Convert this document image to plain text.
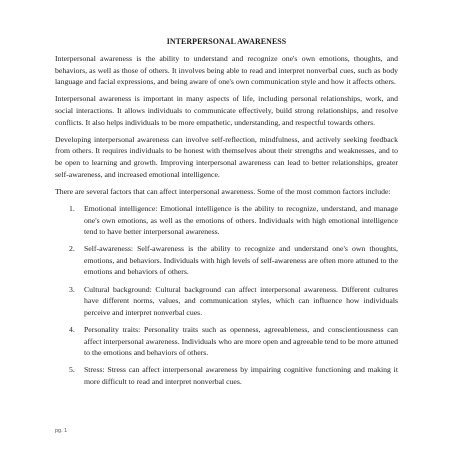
INTERPERSONAL AWARENESS

Interpersonal awareness is the ability to understand and recognize one's own emotions, thoughts, and behaviors, as well as those of others. It involves being able to read and interpret nonverbal cues, such as body language and facial expressions, and being aware of one's own communication style and how it affects others.

Interpersonal awareness is important in many aspects of life, including personal relationships, work, and social interactions. It allows individuals to communicate effectively, build strong relationships, and resolve conflicts. It also helps individuals to be more empathetic, understanding, and respectful towards others.

Developing interpersonal awareness can involve self-reflection, mindfulness, and actively seeking feedback from others. It requires individuals to be honest with themselves about their strengths and weaknesses, and to be open to learning and growth. Improving interpersonal awareness can lead to better relationships, greater self-awareness, and increased emotional intelligence.

There are several factors that can affect interpersonal awareness. Some of the most common factors include:

1. Emotional intelligence: Emotional intelligence is the ability to recognize, understand, and manage one's own emotions, as well as the emotions of others. Individuals with high emotional intelligence tend to have better interpersonal awareness.
2. Self-awareness: Self-awareness is the ability to recognize and understand one's own thoughts, emotions, and behaviors. Individuals with high levels of self-awareness are often more attuned to the emotions and behaviors of others.
3. Cultural background: Cultural background can affect interpersonal awareness. Different cultures have different norms, values, and communication styles, which can influence how individuals perceive and interpret nonverbal cues.
4. Personality traits: Personality traits such as openness, agreeableness, and conscientiousness can affect interpersonal awareness. Individuals who are more open and agreeable tend to be more attuned to the emotions and behaviors of others.
5. Stress: Stress can affect interpersonal awareness by impairing cognitive functioning and making it more difficult to read and interpret nonverbal cues.
pg. 1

* * *

Task to complete. The listing above must be printed again exactly, minus its pictures.

Solution.
Convert this document image to plain text.
INTERPERSONAL AWARENESS

Interpersonal awareness is the ability to understand and recognize one's own emotions, thoughts, and behaviors, as well as those of others. It involves being able to read and interpret nonverbal cues, such as body language and facial expressions, and being aware of one's own communication style and how it affects others.

Interpersonal awareness is important in many aspects of life, including personal relationships, work, and social interactions. It allows individuals to communicate effectively, build strong relationships, and resolve conflicts. It also helps individuals to be more empathetic, understanding, and respectful towards others.

Developing interpersonal awareness can involve self-reflection, mindfulness, and actively seeking feedback from others. It requires individuals to be honest with themselves about their strengths and weaknesses, and to be open to learning and growth. Improving interpersonal awareness can lead to better relationships, greater self-awareness, and increased emotional intelligence.

There are several factors that can affect interpersonal awareness. Some of the most common factors include:

1. Emotional intelligence: Emotional intelligence is the ability to recognize, understand, and manage one's own emotions, as well as the emotions of others. Individuals with high emotional intelligence tend to have better interpersonal awareness.
2. Self-awareness: Self-awareness is the ability to recognize and understand one's own thoughts, emotions, and behaviors. Individuals with high levels of self-awareness are often more attuned to the emotions and behaviors of others.
3. Cultural background: Cultural background can affect interpersonal awareness. Different cultures have different norms, values, and communication styles, which can influence how individuals perceive and interpret nonverbal cues.
4. Personality traits: Personality traits such as openness, agreeableness, and conscientiousness can affect interpersonal awareness. Individuals who are more open and agreeable tend to be more attuned to the emotions and behaviors of others.
5. Stress: Stress can affect interpersonal awareness by impairing cognitive functioning and making it more difficult to read and interpret nonverbal cues.
pg. 1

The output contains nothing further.